**WHAT THE TASK REQUIRES**
Transcribe the entries that follow, word for word.

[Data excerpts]
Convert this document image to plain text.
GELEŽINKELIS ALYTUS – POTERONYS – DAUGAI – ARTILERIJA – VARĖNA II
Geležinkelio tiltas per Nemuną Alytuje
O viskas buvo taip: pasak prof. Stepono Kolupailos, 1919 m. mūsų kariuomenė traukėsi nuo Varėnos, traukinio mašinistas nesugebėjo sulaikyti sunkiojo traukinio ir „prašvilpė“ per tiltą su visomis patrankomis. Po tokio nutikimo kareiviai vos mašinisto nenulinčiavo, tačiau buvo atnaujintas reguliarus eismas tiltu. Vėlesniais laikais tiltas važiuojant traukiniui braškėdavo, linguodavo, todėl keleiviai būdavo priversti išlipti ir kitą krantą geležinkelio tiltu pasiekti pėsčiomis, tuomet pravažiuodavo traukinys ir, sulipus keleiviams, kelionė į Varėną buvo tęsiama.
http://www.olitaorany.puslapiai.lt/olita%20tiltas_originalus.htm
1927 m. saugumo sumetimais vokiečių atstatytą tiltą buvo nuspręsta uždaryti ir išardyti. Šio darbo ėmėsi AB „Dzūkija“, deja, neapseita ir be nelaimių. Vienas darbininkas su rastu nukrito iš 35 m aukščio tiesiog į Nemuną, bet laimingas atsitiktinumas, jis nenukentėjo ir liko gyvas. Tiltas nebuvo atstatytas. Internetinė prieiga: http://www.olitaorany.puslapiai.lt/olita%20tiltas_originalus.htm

**WORKED SOLUTION**
Convert this document image to plain text.
GELEŽINKELIS ALYTUS – POTERONYS – DAUGAI – ARTILERIJA – VARĖNA II
Geležinkelio tiltas per Nemuną Alytuje
O viskas buvo taip: pasak prof. Stepono Kolupailos, 1919 m. mūsų kariuomenė traukėsi nuo Varėnos, traukinio mašinistas nesugebėjo sulaikyti sunkiojo traukinio ir „prašvilpė“ per tiltą su visomis patrankomis. Po tokio nutikimo kareiviai vos mašinisto nenulinčiavo, tačiau buvo atnaujintas reguliarus eismas tiltu. Vėlesniais laikais tiltas važiuojant traukiniui braškėdavo, linguodavo, todėl keleiviai būdavo priversti išlipti ir kitą krantą geležinkelio tiltu pasiekti pėsčiomis, tuomet pravažiuodavo traukinys ir, sulipus keleiviams, kelionė į Varėną buvo tęsiama.
http://www.olitaorany.puslapiai.lt/olita%20tiltas_originalus.htm
1927 m. saugumo sumetimais vokiečių atstatytą tiltą buvo nuspręsta uždaryti ir išardyti. Šio darbo ėmėsi AB „Dzūkija“, deja, neapseita ir be nelaimių. Vienas darbininkas su rastu nukrito iš 35 m aukščio tiesiog į Nemuną, bet laimingas atsitiktinumas, jis nenukentėjo ir liko gyvas. Tiltas nebuvo atstatytas. Internetinė prieiga: http://www.olitaorany.puslapiai.lt/olita%20tiltas_originalus.htm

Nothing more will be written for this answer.